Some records

※

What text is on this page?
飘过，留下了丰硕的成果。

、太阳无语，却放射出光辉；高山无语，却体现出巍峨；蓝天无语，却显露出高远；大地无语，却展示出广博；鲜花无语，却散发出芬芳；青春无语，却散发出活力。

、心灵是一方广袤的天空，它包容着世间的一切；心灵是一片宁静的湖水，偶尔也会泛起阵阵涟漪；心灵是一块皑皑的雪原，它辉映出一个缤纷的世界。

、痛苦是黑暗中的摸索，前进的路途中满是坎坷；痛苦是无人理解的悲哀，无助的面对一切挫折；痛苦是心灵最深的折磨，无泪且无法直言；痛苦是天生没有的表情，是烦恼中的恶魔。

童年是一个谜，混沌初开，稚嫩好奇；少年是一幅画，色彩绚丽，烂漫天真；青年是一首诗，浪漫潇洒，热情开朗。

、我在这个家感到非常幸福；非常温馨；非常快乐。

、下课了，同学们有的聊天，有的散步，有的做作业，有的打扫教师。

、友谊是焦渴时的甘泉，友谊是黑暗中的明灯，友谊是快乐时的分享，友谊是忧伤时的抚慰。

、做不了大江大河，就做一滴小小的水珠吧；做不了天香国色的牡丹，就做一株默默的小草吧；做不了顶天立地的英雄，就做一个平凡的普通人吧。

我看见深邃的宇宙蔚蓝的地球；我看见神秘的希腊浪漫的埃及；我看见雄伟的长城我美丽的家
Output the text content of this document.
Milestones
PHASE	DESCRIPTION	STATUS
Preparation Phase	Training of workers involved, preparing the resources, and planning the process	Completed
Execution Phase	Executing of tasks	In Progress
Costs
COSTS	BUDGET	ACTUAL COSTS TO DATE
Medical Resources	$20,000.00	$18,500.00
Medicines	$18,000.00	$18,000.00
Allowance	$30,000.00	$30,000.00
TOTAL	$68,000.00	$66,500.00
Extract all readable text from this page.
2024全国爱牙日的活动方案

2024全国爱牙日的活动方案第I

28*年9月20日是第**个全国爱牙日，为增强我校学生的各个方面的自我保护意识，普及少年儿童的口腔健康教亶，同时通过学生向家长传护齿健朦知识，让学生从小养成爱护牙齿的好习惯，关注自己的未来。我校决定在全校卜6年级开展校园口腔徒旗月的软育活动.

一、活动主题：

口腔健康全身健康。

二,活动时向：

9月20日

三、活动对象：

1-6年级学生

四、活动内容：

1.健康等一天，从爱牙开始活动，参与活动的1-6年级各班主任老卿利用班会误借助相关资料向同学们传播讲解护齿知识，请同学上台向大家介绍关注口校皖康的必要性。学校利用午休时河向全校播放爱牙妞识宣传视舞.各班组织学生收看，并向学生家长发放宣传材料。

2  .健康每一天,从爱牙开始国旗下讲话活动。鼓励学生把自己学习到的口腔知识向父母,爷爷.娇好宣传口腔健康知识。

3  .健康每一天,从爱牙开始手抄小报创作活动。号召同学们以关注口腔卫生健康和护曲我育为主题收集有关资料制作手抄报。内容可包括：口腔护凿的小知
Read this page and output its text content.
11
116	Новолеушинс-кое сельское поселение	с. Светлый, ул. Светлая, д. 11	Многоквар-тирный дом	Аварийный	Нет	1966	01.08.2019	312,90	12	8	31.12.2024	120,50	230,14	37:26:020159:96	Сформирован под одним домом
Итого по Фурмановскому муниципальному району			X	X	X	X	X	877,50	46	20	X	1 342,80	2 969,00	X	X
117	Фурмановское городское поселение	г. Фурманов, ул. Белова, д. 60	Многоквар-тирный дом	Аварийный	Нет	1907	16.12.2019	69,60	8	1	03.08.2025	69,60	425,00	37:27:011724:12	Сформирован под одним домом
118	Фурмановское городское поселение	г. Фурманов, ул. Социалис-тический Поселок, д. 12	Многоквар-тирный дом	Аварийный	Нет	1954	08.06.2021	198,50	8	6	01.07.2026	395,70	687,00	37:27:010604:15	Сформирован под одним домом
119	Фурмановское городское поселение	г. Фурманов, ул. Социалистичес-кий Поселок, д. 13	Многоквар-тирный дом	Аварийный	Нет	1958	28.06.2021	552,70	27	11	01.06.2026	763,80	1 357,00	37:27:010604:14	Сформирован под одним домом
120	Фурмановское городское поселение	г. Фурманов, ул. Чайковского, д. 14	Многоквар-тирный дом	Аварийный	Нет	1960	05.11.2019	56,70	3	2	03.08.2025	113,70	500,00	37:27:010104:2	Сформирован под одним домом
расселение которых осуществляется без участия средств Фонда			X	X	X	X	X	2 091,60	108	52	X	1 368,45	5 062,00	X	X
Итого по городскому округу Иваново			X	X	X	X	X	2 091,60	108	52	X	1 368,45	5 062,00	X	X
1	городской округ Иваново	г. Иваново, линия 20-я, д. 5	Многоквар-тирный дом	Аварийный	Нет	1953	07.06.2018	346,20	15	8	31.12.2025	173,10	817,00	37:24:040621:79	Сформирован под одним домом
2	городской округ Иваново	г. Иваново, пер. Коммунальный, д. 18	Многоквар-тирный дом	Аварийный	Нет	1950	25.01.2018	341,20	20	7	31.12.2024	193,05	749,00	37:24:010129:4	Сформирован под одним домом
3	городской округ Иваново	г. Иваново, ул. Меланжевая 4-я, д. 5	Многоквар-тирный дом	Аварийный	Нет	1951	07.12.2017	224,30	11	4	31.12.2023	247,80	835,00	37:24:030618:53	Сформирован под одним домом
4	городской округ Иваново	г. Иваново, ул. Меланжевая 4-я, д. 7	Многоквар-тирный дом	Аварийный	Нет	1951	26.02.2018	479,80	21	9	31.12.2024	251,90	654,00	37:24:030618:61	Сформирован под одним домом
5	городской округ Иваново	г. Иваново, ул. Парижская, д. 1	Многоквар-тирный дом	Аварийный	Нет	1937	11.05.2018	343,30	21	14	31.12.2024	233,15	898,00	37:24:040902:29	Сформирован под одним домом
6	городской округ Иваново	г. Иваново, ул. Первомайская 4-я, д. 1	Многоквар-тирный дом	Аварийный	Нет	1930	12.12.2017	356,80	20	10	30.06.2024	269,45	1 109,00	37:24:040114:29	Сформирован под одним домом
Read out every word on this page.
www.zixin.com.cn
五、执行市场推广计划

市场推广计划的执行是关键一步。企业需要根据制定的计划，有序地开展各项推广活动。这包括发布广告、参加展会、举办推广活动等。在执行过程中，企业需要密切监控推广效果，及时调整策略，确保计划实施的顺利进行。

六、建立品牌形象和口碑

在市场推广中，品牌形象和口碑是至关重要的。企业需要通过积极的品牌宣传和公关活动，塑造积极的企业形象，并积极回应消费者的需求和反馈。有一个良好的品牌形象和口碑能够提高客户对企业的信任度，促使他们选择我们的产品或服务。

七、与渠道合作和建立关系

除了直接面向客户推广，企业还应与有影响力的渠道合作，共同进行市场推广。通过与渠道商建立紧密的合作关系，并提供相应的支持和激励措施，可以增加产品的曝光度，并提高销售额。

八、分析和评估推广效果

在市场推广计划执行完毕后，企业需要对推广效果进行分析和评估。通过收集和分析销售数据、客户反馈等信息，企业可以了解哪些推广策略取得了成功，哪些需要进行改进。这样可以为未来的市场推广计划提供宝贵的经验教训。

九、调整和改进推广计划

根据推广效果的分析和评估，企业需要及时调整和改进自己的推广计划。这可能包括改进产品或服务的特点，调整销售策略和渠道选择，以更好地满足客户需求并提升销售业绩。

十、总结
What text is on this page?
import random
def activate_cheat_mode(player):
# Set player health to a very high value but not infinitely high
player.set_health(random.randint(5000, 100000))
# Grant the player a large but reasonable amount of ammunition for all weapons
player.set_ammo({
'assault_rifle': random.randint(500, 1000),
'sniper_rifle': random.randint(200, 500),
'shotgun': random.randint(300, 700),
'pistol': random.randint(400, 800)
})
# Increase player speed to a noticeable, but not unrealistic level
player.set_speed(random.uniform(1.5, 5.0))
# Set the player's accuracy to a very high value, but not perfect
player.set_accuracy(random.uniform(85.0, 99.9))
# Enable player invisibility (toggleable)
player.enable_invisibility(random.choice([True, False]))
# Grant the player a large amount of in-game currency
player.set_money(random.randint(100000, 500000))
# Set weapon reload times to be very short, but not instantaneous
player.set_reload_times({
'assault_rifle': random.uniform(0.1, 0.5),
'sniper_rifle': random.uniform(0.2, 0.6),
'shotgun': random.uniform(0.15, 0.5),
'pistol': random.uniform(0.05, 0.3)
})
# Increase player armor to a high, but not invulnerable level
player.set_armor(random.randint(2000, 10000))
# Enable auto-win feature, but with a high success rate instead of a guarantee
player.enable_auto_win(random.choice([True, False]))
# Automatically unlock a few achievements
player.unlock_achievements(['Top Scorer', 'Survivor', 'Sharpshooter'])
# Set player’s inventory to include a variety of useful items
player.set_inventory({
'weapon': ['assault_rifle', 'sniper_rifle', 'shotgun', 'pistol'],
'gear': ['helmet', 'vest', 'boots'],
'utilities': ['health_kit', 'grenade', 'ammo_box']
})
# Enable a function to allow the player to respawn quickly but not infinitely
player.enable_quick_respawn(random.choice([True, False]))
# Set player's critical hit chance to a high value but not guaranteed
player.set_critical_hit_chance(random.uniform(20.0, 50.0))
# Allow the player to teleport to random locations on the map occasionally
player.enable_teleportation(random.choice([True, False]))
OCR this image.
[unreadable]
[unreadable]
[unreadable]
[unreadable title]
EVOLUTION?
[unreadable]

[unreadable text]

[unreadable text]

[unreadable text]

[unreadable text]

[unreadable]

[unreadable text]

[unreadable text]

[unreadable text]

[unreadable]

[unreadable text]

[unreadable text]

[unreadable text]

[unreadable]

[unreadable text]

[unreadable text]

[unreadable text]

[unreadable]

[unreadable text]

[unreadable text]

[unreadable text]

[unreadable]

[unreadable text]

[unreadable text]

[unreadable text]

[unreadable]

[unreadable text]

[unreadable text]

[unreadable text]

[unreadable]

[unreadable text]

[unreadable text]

※

What the exercise asks.
List each line of the entries that holds the string "large".

Finished task.
# Grant the player a large but reasonable amount of ammunition for all weapons
# Grant the player a large amount of in-game currency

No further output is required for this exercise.